* _Material supplied_:
● ● ● ● ●
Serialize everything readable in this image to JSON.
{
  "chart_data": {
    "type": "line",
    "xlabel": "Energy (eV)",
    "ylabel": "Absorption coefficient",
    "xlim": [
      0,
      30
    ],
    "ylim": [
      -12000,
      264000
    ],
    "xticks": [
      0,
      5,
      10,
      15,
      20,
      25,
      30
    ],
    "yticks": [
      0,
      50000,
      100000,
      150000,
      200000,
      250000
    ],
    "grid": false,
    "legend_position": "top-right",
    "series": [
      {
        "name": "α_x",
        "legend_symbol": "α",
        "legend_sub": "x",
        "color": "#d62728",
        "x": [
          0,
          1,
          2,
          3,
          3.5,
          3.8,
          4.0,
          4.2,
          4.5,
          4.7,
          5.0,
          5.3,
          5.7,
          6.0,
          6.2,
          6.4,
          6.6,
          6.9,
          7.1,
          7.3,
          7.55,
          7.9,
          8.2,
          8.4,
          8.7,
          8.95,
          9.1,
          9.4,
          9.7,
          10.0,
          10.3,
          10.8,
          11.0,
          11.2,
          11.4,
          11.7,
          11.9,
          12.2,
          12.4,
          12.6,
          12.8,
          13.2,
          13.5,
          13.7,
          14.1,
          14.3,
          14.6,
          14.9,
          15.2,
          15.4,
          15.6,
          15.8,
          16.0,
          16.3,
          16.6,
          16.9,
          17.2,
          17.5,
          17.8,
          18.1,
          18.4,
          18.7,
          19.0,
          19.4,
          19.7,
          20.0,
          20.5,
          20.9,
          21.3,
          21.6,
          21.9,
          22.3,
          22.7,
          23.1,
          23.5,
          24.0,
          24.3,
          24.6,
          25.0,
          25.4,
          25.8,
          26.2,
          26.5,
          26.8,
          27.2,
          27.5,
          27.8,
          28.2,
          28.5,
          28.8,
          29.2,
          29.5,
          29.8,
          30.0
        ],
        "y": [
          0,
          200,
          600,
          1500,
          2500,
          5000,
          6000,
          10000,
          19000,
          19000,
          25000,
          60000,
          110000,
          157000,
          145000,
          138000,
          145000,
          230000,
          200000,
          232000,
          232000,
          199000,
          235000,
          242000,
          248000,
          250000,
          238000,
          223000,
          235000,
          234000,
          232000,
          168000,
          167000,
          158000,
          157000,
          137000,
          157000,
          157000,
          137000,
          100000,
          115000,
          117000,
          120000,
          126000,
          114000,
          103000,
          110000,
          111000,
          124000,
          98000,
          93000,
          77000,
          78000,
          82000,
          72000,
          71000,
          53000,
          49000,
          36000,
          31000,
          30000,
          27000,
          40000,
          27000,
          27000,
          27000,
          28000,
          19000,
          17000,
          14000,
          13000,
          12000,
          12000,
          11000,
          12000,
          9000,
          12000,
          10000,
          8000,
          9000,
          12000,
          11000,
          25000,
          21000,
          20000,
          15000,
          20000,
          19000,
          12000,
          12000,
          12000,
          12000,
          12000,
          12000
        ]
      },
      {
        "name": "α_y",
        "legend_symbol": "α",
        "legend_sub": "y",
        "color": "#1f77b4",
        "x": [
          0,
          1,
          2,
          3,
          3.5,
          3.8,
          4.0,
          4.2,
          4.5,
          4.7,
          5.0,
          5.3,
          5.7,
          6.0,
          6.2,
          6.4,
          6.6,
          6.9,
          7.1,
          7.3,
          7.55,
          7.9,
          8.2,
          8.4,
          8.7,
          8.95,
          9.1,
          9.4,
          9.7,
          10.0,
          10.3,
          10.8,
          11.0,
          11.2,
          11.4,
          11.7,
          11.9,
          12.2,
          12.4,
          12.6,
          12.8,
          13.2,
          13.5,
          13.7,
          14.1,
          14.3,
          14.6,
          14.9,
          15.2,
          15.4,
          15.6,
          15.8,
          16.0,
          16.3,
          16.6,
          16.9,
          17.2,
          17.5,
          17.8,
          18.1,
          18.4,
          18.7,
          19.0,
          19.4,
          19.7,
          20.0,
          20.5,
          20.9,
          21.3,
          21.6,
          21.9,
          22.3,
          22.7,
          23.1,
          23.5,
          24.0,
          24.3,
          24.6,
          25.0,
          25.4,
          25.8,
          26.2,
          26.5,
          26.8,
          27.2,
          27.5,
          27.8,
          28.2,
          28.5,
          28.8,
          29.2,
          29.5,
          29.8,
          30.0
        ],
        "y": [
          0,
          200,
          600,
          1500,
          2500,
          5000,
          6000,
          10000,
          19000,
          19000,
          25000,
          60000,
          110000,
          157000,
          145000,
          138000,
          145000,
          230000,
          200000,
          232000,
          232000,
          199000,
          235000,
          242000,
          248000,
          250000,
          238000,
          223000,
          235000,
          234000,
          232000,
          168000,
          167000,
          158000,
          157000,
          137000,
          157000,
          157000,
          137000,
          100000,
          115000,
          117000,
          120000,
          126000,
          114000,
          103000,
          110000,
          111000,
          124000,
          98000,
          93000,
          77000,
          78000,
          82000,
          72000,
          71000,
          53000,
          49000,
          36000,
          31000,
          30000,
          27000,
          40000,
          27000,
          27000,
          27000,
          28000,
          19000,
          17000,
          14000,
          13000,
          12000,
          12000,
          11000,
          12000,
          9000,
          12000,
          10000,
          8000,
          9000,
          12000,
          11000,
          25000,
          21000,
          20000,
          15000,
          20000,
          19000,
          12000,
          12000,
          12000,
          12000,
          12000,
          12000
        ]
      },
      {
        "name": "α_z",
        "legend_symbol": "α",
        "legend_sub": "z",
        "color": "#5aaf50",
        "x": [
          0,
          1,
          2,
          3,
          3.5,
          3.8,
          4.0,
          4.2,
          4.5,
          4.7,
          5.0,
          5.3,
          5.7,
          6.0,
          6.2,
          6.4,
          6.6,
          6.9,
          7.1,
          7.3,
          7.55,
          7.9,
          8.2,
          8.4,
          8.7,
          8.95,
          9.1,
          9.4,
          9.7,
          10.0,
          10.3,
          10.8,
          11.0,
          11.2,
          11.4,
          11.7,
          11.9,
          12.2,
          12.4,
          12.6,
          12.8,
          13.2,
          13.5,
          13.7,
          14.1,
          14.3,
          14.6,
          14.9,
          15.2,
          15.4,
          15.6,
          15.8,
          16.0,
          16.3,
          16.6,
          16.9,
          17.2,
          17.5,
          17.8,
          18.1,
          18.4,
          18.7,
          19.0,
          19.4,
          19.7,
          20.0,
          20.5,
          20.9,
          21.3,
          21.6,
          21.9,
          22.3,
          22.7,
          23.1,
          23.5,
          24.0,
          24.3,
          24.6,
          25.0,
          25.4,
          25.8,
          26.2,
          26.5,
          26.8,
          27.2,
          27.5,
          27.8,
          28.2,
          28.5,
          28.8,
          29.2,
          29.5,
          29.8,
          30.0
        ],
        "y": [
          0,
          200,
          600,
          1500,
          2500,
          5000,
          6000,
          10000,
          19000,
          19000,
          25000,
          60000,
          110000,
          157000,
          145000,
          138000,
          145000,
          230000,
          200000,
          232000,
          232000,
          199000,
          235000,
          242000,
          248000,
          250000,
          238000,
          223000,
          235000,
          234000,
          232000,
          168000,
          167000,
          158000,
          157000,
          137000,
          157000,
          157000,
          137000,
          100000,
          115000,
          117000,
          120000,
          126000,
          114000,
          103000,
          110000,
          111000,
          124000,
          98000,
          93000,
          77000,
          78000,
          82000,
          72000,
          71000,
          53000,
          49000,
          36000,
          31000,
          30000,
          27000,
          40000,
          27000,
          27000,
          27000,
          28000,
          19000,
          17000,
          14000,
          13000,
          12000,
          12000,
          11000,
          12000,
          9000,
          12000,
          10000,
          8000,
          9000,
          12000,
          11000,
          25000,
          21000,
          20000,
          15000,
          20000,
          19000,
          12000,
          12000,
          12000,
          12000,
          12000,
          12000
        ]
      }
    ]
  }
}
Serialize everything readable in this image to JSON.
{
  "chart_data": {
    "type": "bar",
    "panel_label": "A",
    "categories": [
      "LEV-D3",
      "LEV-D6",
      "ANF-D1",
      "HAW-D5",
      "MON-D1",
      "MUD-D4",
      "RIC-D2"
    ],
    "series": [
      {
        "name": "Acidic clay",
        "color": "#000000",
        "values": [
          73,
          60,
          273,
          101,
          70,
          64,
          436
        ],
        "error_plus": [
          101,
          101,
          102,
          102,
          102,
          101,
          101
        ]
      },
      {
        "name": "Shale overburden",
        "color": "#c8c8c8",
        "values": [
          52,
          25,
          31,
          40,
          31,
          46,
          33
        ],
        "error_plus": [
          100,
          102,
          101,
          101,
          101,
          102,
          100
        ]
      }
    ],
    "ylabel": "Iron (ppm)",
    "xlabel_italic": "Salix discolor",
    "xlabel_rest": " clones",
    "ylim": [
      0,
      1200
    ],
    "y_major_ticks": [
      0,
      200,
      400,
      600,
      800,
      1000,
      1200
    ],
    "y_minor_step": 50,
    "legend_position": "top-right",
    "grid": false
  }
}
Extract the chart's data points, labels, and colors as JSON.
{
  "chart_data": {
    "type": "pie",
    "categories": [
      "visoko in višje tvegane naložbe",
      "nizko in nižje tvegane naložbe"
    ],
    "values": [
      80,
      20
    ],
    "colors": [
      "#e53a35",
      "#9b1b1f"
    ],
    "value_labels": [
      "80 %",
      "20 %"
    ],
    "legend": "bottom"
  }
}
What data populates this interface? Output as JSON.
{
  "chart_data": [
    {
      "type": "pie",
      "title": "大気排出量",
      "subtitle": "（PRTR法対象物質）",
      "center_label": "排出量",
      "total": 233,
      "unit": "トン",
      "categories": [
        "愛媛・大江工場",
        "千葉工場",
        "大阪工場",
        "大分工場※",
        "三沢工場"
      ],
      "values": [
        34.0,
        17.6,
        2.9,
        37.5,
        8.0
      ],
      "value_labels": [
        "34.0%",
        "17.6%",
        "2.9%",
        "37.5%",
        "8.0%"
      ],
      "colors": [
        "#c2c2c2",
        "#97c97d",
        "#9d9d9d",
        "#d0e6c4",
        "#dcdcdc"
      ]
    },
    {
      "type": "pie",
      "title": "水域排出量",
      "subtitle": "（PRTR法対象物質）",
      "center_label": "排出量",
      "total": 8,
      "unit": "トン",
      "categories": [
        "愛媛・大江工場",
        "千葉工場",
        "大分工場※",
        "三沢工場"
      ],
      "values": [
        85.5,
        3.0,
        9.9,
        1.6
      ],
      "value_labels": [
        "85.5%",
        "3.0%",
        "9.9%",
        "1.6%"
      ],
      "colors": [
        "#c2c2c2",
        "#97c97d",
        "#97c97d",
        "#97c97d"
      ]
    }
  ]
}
● ● ● ● ●
* _Problem requirements_: Each line above that includes "ylabel" should be shown.

* _The answer_:
    "ylabel": "Absorption coefficient",
    "ylabel": "Iron (ppm)",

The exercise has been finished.